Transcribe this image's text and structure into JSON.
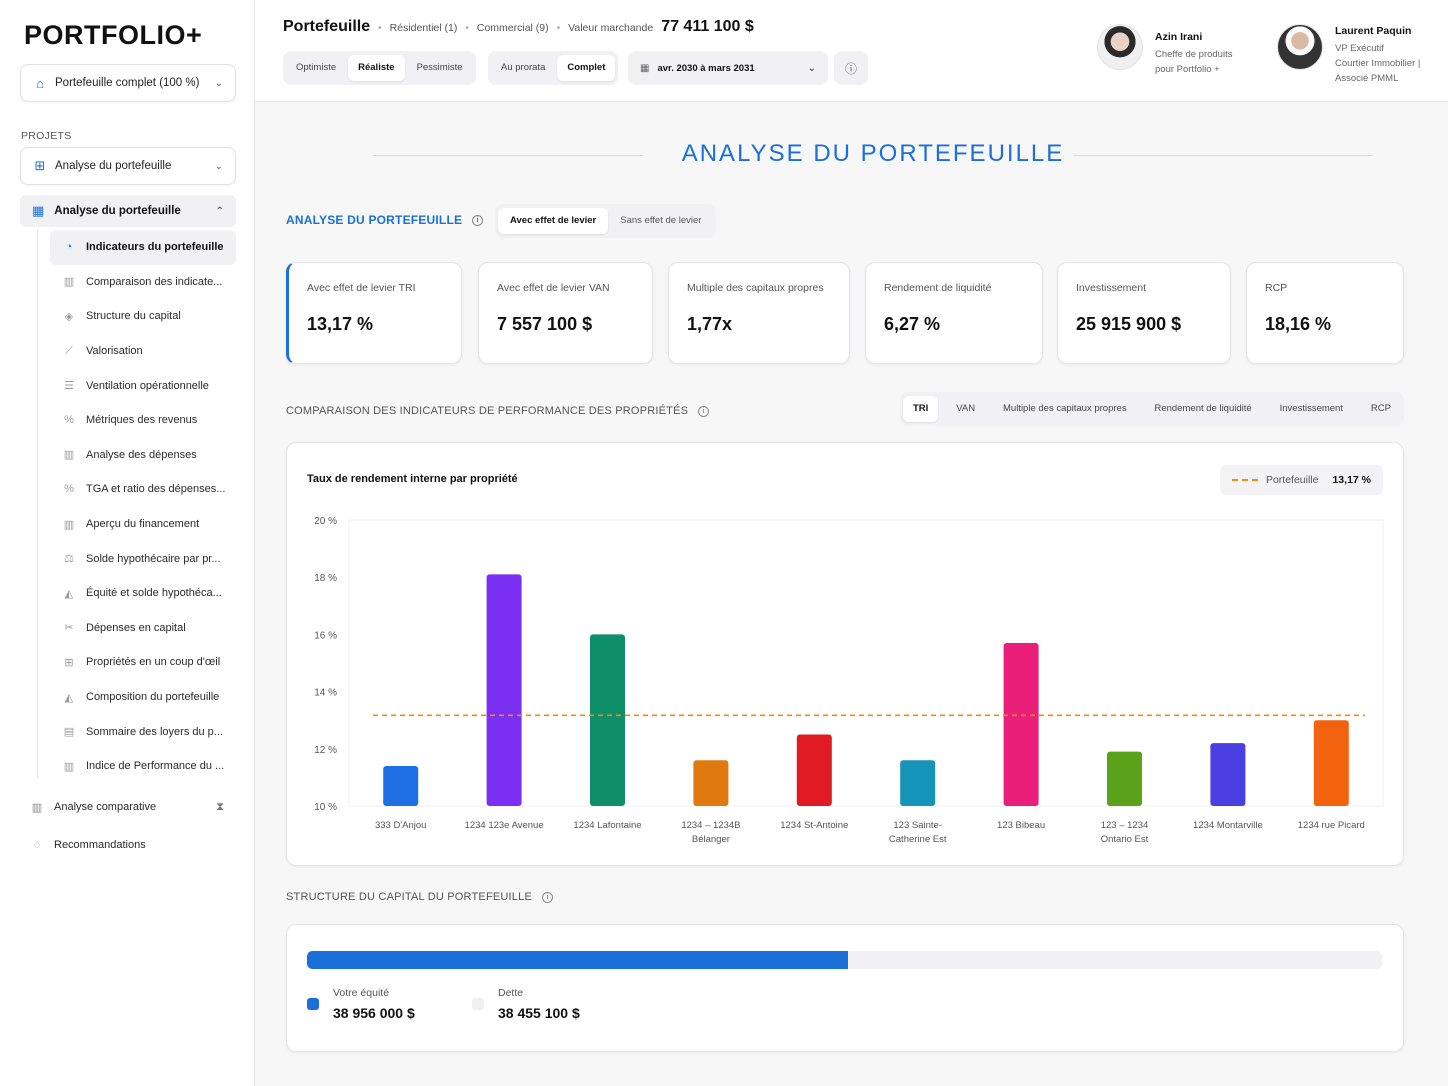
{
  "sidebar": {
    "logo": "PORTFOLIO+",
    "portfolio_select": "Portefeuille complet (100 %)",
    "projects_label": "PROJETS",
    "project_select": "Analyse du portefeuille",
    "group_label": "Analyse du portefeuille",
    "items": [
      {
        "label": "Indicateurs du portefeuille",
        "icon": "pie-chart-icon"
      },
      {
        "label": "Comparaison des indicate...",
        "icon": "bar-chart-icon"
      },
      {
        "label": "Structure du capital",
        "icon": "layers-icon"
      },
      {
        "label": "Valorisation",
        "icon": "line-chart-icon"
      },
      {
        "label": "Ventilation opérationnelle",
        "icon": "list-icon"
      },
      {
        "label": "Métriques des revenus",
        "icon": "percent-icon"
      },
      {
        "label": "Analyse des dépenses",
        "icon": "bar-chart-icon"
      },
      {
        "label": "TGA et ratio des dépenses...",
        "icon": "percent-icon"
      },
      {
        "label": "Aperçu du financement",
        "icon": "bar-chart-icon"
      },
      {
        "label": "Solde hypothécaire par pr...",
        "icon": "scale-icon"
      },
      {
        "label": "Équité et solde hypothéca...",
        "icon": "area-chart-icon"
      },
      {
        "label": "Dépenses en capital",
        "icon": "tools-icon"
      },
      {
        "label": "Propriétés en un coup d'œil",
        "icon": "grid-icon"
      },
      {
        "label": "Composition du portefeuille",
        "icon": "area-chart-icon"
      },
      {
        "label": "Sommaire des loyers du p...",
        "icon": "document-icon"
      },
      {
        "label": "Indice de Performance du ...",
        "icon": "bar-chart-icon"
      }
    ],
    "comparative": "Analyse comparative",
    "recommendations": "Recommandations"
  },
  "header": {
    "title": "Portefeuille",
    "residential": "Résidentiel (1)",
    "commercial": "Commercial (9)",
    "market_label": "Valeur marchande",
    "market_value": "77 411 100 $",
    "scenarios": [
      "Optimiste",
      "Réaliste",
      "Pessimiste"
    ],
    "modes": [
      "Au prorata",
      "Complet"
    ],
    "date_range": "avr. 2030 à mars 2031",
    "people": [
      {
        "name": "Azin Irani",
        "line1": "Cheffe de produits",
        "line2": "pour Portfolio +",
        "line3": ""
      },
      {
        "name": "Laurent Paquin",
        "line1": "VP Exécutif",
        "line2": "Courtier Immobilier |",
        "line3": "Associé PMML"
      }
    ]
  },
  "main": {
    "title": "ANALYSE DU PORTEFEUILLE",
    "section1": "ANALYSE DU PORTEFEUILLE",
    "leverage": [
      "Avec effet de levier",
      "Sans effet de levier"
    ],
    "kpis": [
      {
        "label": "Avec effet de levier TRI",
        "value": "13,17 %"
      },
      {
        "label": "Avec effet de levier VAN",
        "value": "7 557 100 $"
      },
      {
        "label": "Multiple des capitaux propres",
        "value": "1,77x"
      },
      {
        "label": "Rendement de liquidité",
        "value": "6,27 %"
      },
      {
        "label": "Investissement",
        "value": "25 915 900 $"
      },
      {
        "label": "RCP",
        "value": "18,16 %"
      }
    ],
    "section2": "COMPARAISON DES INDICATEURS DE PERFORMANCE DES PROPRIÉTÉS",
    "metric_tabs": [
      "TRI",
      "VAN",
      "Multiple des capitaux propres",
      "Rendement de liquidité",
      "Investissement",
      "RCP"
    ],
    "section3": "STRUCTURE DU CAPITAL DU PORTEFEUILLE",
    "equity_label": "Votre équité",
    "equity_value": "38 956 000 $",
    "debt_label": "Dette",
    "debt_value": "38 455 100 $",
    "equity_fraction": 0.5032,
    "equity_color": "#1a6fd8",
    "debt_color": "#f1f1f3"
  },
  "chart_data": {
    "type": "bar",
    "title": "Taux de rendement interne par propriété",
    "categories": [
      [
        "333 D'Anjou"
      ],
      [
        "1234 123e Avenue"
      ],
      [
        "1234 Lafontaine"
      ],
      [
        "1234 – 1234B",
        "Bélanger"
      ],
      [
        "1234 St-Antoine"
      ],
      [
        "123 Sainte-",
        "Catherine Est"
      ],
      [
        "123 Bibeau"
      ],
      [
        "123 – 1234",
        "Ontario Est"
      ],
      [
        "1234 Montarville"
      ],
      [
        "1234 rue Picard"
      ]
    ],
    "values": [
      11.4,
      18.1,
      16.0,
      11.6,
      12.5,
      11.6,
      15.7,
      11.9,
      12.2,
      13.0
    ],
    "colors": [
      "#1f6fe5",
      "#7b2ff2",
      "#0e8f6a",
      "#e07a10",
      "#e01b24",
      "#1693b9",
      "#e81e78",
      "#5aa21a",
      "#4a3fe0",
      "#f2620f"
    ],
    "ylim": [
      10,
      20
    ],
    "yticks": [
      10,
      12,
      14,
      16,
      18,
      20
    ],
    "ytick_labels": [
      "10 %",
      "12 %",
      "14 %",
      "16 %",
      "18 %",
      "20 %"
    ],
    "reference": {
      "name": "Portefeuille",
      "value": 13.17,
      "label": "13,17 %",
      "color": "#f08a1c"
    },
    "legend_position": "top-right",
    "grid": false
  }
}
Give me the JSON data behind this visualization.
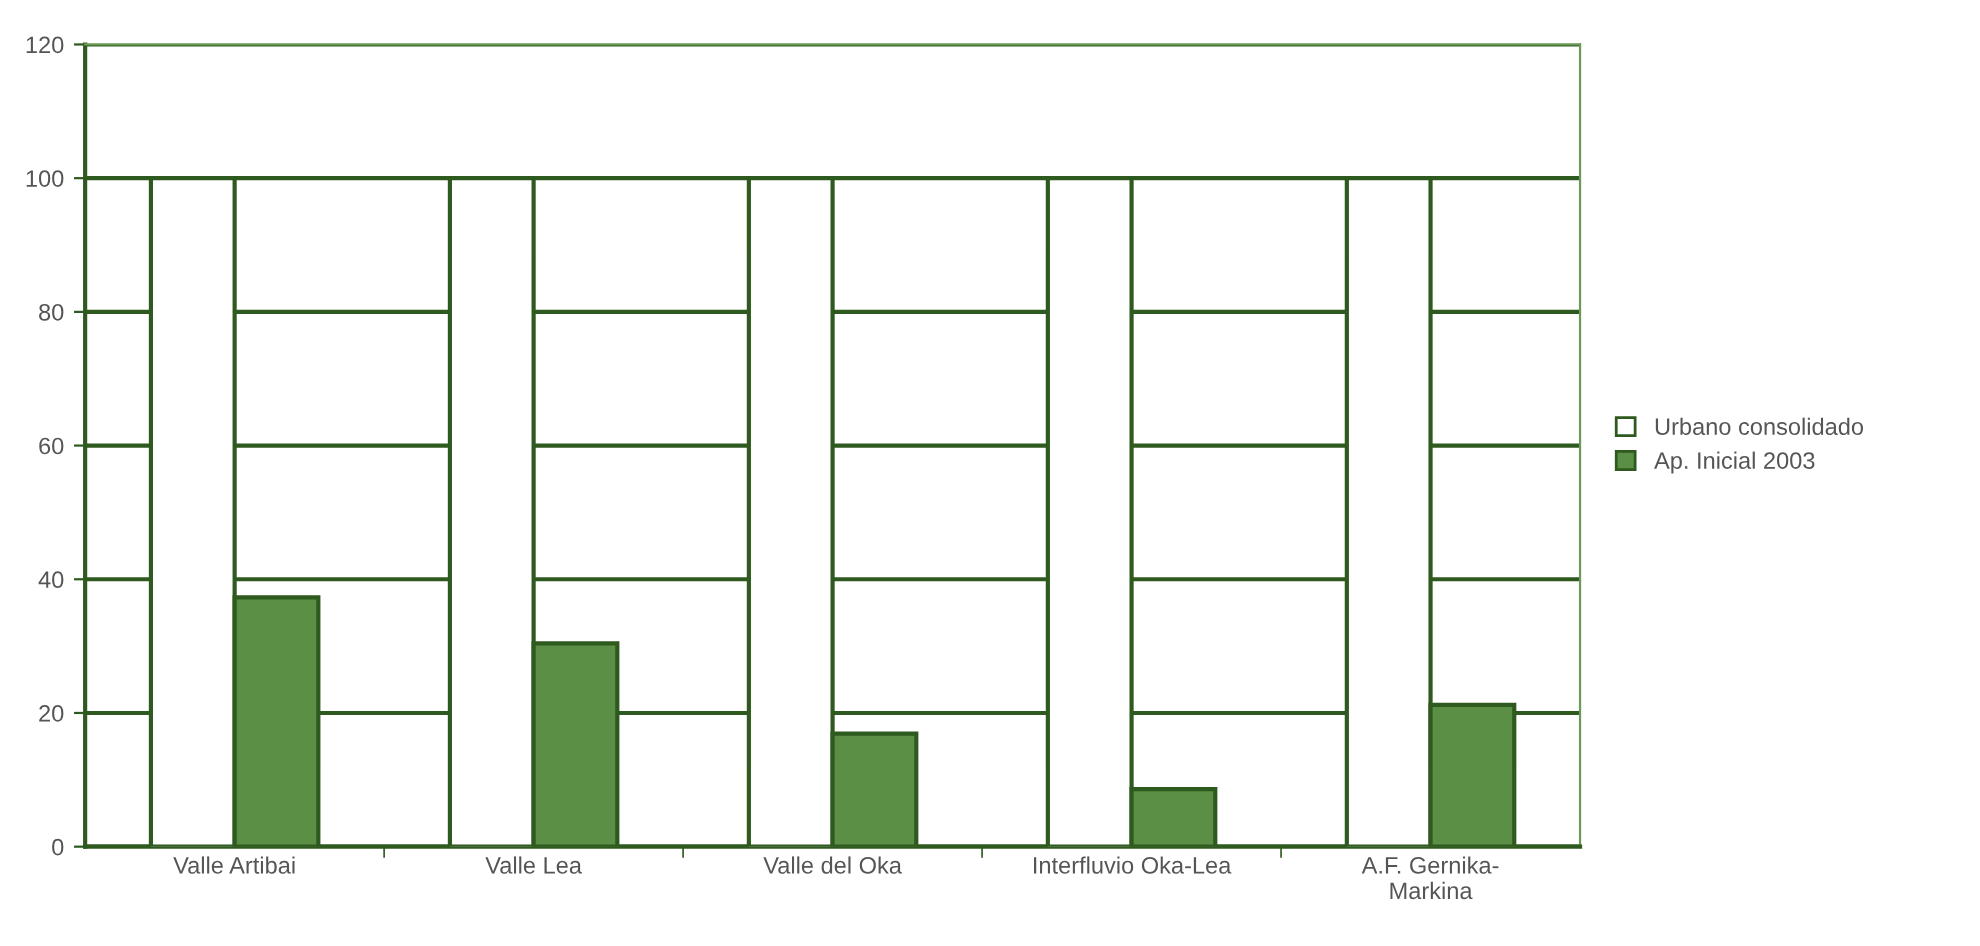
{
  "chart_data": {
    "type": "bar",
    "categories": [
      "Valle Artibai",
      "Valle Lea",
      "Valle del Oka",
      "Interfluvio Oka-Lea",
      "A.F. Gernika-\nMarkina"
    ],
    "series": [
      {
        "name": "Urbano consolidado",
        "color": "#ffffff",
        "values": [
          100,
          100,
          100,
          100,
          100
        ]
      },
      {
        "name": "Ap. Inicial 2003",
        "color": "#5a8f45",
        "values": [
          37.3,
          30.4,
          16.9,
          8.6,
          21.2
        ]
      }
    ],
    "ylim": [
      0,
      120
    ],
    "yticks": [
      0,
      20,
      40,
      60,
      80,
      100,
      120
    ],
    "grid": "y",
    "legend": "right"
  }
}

Given request :: Check each line above for the string "title", then copy the ones that have it.

Exercise result ::
    "title": "Portefeuille",
    "title": "ANALYSE DU PORTEFEUILLE",
    "title": "Taux de rendement interne par propriété",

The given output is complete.